--- START ---

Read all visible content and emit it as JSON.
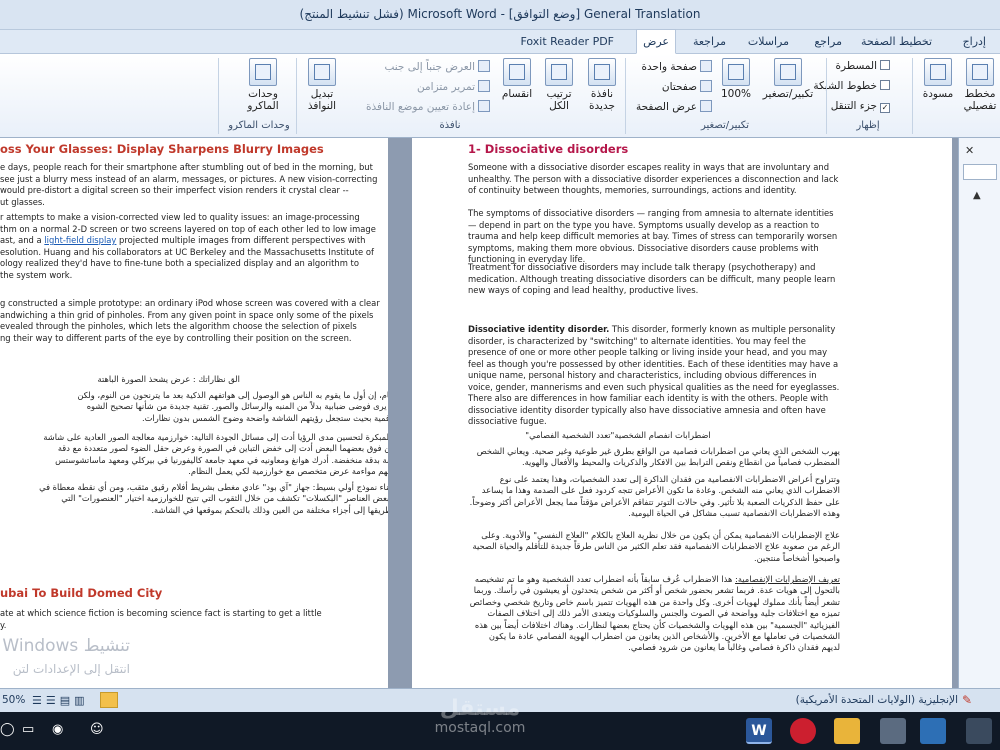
{
  "window": {
    "title": "General Translation [وضع التوافق] - Microsoft Word (فشل تنشيط المنتج)"
  },
  "tabs": [
    {
      "label": "إدراج"
    },
    {
      "label": "تخطيط الصفحة"
    },
    {
      "label": "مراجع"
    },
    {
      "label": "مراسلات"
    },
    {
      "label": "مراجعة"
    },
    {
      "label": "عرض"
    },
    {
      "label": "Foxit Reader PDF"
    }
  ],
  "ribbon": {
    "views": {
      "print_layout": "مخطط تفصيلي",
      "draft": "مسودة",
      "group": ""
    },
    "show": {
      "ruler": "المسطرة",
      "gridlines": "خطوط الشبكة",
      "nav_pane": "جزء التنقل",
      "group": "إظهار"
    },
    "zoom": {
      "zoom": "تكبير/تصغير",
      "percent": "100%",
      "one_page": "صفحة واحدة",
      "two_pages": "صفحتان",
      "page_width": "عرض الصفحة",
      "group": "تكبير/تصغير"
    },
    "window": {
      "new_window": "نافذة جديدة",
      "arrange_all": "ترتيب الكل",
      "split": "انقسام",
      "side_by_side": "العرض جنباً إلى جنب",
      "sync_scroll": "تمرير متزامن",
      "reset_position": "إعادة تعيين موضع النافذة",
      "switch_windows": "تبديل النوافذ",
      "group": "نافذة"
    },
    "macros": {
      "label": "وحدات الماكرو",
      "group": "وحدات الماكرو"
    }
  },
  "left_page": {
    "heading": "oss Your Glasses: Display Sharpens Blurry Images",
    "para1": [
      "e days, people reach for their smartphone after stumbling out of bed in the morning, but",
      "see just a blurry mess instead of an alarm, messages, or pictures. A new vision-correcting",
      "would pre-distort a digital screen so their imperfect vision renders it crystal clear --",
      "ut glasses."
    ],
    "para2": [
      "r attempts to make a vision-corrected view led to quality issues: an image-processing",
      "thm on a normal 2-D screen or two screens layered on top of each other led to low image",
      "ast, and a ",
      "light-field display",
      " projected multiple images from different perspectives with",
      "esolution. Huang and his collaborators at UC Berkeley and the Massachusetts Institute of",
      "ology realized they'd have to fine-tune both a specialized display and an algorithm to",
      " the system work."
    ],
    "para3": [
      "g constructed a simple prototype: an ordinary iPod whose screen was covered with a clear",
      "andwiching a thin grid of pinholes. From any given point in space only some of the pixels",
      "evealed through the pinholes, which lets the algorithm choose the selection of pixels",
      "ng their way to different parts of the eye by controlling their position on the screen."
    ],
    "ar_heading": "الق نظاراتك : عرض يشحذ الصورة الباهتة",
    "ar_para1": [
      "في هذه الأيام، إن أول ما يقوم به الناس هو الوصول إلى هواتفهم الذكية بعد ما يترنحون من النوم، ولكن",
      "العديد منهم يرى فوضى ضبابية بدلاً من المنبه والرسائل والصور. تقنية جديدة من شأنها تصحيح الشوه",
      "الشاشة الرقمية بحيث ستجعل رؤيتهم الشاشة واضحة وضوح الشمس بدون نظارات."
    ],
    "ar_para2": [
      "المحاولات المبكرة لتحسين مدى الرؤيا أدت إلى مسائل الجودة التالية: خوارزمية معالجة الصور العادية على شاشة",
      "٢ أو شاشتين فوق بعضهما البعض أدت إلى خفض التباين في الصورة وعرض حقل الضوء لصور متعددة مع دقة",
      "وزوايا مختلفة بدقة منخفضة. أدرك هوانغ ومعاونيه في معهد جامعة كاليفورنيا في بيركلي ومعهد ماساتشوستس",
      "أنه يجب عليهم مواءمة عرض متخصص مع خوارزمية لكي يعمل النظام."
    ],
    "ar_para3": [
      "قام هوانغ ببناء نموذج أولي بسيط: جهاز \"آي بود\" عادي مغطى بشريط أفلام رقيق مثقب، ومن أي نقطة معطاة في",
      "الفراغ فإن بعض العناصر \"البكسلات\" تكشف من خلال الثقوب التي تتيح للخوارزمية اختيار \"العنصورات\" التي",
      "التي تشق طريقها إلى أجزاء مختلفة من العين وذلك بالتحكم بموقعها في الشاشة."
    ],
    "heading2": "ubai To Build Domed City",
    "para4": [
      "ate at which science fiction is becoming science fact is starting to get a little",
      "y."
    ],
    "activate_title": "تنشيط Windows",
    "activate_sub": "انتقل إلى الإعدادات لتن"
  },
  "right_page": {
    "heading": "1- Dissociative disorders",
    "p1": "Someone with a dissociative disorder escapes reality in ways that are involuntary and unhealthy. The person with a dissociative disorder experiences a disconnection and lack of continuity between thoughts, memories, surroundings, actions and identity.",
    "p2": "The symptoms of dissociative disorders — ranging from amnesia to alternate identities — depend in part on the type you have. Symptoms usually develop as a reaction to trauma and help keep difficult memories at bay. Times of stress can temporarily worsen symptoms, making them more obvious. Dissociative disorders cause problems with functioning in everyday life.",
    "p3": "Treatment for dissociative disorders may include talk therapy (psychotherapy) and medication. Although treating dissociative disorders can be difficult, many people learn new ways of coping and lead healthy, productive lives.",
    "p4_bold": "Dissociative identity disorder.",
    "p4": " This disorder, formerly known as multiple personality disorder, is characterized by \"switching\" to alternate identities. You may feel the presence of one or more other people talking or living inside your head, and you may feel as though you're possessed by other identities. Each of these identities may have a unique name, personal history and characteristics, including obvious differences in voice, gender, mannerisms and even such physical qualities as the need for eyeglasses. There also are differences in how familiar each identity is with the others. People with dissociative identity disorder typically also have dissociative amnesia and often have dissociative fugue.",
    "ar_title": "اضطرابات انفصام الشخصية\"تعدد الشخصية الفصامي\"",
    "ar1": "يهرب الشخص الذي يعاني من اضطرابات فصامية من الواقع بطرق غير طوعية وغير صحية. ويعاني الشخص المضطرب فصامياً من انقطاع ونقص الترابط بين الافكار والذكريات والمحيط والأفعال والهوية.",
    "ar2": "وتتراوح أعراض الاضطرابات الانفصامية من فقدان الذاكرة إلى تعدد الشخصيات، وهذا يعتمد على نوع الاضطراب الذي يعاني منه الشخص. وعادة ما تكون الأعراض تتجه كردود فعل على الصدمة وهذا ما يساعد على حفظ الذكريات الصعبة بلا تأثير. وفي حالات التوتر تتفاقم الأعراض مؤقتاً مما يجعل الأعراض أكثر وضوحاً. وهذه الاضطرابات الانفصامية تسبب مشاكل في الحياة اليومية.",
    "ar3": "علاج الإضطرابات الانفصامية يمكن أن يكون من خلال نظرية العلاج بالكلام \"العلاج النفسي\" والأدوية. وعلى الرغم من صعوبة علاج الاضطرابات الانفصامية فقد تعلم الكثير من الناس طرقاً جديدة للتأقلم والحياة الصحية واصبحوا أشخاصاً منتجين.",
    "ar4_lead": "تعريف الإضطرابات الإنفصامية:",
    "ar4": " هذا الاضطراب عُرف سابقاً بأنه اضطراب تعدد الشخصية وهو ما تم تشخيصه بالتحول إلى هويات عدة. فربما تشعر بحضور شخص أو أكثر من شخص يتحدثون أو يعيشون في رأسك. وربما تشعر أيضاً بأنك مملوك لهويات أخرى. وكل واحدة من هذه الهويات تتميز باسم خاص وتاريخ شخصي وخصائص تميزه مع اختلافات جلية وواضحة في الصوت والجنس والسلوكيات ويتعدى الأمر ذلك إلى اختلاف الصفات الفيزيائية \"الجسمية\" بين هذه الهويات والشخصيات كأن يحتاج بعضها لنظارات. وهناك اختلافات أيضاً بين هذه الشخصيات في تعاملها مع الأخرين. والأشخاص الذين يعانون من اضطراب الهوية الفصامي عادة ما يكون لديهم فقدان ذاكرة فصامي وغالباً ما يعانون من شرود فصامي."
  },
  "status": {
    "zoom": "50%",
    "language": "الإنجليزية (الولايات المتحدة الأمريكية)"
  },
  "watermark": {
    "arabic": "مستقل",
    "latin": "mostaql.com"
  },
  "colors": {
    "accent": "#2b579a",
    "heading_red": "#c0392b",
    "taskbar": "#101926"
  }
}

--- END ---

Out of the material above, select every line that holds the string "screen".

• [Task answer]
      "would pre-distort a digital screen so their imperfect vision renders it crystal clear --",
      "thm on a normal 2-D screen or two screens layered on top of each other led to low image",
      "g constructed a simple prototype: an ordinary iPod whose screen was covered with a clear",
      "ng their way to different parts of the eye by controlling their position on the screen."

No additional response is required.